Work to complete>
For the entries that follow, tally the lines holding the string "Isla". Give the total and nothing else.

Material provided>
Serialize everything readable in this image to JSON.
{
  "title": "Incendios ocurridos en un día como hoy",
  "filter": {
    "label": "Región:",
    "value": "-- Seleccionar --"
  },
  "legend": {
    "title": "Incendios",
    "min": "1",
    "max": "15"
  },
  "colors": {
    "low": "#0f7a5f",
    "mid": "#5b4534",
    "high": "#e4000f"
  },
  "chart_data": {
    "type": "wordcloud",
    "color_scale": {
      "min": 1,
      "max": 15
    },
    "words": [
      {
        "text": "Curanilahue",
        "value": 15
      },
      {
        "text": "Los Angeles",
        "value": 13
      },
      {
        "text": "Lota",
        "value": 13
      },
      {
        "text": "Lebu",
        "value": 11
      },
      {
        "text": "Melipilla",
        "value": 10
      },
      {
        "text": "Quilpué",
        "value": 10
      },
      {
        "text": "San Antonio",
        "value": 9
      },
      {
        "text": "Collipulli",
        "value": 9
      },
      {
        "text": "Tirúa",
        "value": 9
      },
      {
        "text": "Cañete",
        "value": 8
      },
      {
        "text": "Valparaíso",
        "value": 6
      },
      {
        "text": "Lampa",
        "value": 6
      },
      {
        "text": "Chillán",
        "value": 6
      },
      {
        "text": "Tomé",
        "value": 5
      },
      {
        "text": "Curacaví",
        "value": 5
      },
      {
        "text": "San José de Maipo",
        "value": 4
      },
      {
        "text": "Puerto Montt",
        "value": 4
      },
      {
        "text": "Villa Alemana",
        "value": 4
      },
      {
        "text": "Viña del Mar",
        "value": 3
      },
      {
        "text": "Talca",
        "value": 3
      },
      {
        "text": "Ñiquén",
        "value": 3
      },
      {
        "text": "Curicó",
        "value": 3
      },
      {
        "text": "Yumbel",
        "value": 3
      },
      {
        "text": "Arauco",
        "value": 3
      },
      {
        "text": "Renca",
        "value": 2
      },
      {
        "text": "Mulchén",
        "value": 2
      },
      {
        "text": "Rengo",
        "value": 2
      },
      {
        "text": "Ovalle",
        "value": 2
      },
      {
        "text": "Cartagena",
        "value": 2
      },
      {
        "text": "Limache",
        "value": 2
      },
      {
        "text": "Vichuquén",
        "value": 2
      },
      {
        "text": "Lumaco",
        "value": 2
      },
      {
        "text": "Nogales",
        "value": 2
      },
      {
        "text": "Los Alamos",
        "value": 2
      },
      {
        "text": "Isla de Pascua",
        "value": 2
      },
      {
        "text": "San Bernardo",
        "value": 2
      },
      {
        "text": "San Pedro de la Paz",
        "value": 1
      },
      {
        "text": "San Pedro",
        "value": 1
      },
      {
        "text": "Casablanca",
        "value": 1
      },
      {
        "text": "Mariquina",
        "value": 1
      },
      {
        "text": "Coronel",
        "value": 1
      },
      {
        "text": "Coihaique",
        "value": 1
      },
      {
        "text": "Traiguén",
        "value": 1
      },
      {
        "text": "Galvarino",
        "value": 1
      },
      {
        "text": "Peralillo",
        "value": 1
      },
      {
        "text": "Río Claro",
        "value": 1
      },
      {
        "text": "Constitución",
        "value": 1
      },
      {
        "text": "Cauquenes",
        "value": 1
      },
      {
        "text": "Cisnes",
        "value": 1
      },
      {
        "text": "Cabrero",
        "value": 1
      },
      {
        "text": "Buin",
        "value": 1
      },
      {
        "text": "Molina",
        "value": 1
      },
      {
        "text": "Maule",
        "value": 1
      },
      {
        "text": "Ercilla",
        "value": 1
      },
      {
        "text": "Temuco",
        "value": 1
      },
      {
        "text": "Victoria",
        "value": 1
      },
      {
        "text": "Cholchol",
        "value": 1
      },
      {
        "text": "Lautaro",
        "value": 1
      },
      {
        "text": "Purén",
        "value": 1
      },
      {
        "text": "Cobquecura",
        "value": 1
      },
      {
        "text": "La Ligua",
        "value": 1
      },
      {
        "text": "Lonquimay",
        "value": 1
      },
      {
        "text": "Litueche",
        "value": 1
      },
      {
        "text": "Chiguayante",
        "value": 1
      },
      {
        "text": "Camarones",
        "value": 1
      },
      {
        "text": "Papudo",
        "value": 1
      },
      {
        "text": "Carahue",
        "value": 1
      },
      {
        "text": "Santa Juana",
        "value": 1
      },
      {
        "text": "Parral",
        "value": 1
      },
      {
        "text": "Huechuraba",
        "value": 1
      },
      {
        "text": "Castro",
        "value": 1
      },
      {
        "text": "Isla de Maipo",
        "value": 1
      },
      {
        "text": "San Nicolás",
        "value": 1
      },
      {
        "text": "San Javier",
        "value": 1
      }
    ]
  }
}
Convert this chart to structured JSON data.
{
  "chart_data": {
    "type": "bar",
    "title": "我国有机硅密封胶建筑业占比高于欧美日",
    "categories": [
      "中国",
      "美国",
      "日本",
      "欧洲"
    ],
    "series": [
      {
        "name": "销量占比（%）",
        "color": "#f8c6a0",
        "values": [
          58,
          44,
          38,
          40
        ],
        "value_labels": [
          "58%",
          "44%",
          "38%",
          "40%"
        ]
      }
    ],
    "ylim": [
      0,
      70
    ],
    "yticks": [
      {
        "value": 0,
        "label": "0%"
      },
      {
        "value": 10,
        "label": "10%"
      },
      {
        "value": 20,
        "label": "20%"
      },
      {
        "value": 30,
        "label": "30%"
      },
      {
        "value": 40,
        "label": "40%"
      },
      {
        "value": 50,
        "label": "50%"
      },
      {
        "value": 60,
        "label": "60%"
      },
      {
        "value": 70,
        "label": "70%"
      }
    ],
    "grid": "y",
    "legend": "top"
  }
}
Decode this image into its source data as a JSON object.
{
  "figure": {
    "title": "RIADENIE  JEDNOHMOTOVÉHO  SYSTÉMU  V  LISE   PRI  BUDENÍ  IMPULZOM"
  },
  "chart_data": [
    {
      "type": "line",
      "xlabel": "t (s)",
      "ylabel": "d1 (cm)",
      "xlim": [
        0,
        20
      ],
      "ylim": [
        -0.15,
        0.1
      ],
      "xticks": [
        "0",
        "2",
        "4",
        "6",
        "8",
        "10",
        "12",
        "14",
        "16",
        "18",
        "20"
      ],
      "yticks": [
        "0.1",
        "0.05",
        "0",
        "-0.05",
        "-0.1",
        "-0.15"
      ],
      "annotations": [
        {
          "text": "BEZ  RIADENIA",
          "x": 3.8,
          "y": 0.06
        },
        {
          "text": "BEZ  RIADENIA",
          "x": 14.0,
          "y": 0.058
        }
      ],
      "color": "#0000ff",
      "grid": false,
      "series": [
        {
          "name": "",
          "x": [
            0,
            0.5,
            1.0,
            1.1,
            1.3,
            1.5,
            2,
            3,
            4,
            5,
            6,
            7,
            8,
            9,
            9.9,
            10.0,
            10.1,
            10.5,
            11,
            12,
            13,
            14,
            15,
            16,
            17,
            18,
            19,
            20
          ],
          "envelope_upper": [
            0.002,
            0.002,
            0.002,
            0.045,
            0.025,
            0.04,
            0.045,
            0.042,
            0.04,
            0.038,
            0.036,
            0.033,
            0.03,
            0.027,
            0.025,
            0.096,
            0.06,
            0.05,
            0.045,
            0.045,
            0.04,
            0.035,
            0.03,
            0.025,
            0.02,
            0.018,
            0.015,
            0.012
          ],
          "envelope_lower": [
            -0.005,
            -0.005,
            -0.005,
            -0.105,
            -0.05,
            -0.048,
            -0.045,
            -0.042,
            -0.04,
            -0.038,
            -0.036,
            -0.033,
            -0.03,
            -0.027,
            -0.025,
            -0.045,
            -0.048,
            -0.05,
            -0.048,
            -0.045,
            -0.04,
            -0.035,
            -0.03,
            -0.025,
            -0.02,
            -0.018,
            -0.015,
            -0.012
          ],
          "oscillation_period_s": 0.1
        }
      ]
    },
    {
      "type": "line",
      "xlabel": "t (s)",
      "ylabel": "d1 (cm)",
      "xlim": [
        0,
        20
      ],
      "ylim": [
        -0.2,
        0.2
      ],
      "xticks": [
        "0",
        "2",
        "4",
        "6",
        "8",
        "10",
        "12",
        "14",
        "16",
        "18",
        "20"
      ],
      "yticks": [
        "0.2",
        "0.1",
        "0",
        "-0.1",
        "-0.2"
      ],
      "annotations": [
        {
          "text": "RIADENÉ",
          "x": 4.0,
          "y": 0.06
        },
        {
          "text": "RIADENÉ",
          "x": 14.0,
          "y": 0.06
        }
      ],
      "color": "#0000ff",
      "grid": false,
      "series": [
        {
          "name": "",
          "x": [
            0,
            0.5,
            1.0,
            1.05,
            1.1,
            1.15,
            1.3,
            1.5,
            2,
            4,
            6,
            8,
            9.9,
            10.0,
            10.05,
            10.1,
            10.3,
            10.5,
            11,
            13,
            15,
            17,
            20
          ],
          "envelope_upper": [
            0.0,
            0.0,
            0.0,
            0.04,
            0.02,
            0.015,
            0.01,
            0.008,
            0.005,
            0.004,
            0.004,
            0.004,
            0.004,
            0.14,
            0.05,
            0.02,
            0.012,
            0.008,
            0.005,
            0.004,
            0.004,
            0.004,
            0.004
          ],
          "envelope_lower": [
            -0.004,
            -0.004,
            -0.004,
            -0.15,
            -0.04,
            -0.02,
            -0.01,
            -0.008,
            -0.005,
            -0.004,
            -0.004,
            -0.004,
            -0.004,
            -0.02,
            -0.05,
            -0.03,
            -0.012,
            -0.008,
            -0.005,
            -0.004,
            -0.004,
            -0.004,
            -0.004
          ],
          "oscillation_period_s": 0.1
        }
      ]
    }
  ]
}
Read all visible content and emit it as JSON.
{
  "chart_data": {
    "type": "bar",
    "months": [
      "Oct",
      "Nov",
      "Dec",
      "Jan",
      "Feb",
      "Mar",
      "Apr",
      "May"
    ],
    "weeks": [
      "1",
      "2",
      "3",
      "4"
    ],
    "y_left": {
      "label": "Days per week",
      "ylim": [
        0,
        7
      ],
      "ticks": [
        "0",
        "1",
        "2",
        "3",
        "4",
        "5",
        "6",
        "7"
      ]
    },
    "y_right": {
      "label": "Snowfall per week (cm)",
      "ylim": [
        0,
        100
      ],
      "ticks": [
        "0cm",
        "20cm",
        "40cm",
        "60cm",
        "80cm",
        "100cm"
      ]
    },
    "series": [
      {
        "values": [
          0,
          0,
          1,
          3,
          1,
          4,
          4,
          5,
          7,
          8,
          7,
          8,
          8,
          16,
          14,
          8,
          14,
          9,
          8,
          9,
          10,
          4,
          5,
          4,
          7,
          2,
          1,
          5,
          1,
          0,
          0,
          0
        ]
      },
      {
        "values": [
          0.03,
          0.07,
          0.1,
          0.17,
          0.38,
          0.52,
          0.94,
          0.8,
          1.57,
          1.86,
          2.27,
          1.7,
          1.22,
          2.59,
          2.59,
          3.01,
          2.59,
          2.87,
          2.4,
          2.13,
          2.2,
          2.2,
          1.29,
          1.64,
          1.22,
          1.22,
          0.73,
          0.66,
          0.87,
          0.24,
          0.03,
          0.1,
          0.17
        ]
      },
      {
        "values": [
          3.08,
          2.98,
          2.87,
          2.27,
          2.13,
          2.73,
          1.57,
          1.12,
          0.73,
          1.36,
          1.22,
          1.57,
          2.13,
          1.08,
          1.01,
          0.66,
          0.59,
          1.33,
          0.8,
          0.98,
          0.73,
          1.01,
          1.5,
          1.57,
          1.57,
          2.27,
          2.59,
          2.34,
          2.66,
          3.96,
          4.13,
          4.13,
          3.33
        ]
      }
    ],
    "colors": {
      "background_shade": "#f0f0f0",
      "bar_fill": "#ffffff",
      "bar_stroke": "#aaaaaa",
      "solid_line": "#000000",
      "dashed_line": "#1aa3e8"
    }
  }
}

Answer to the task>
2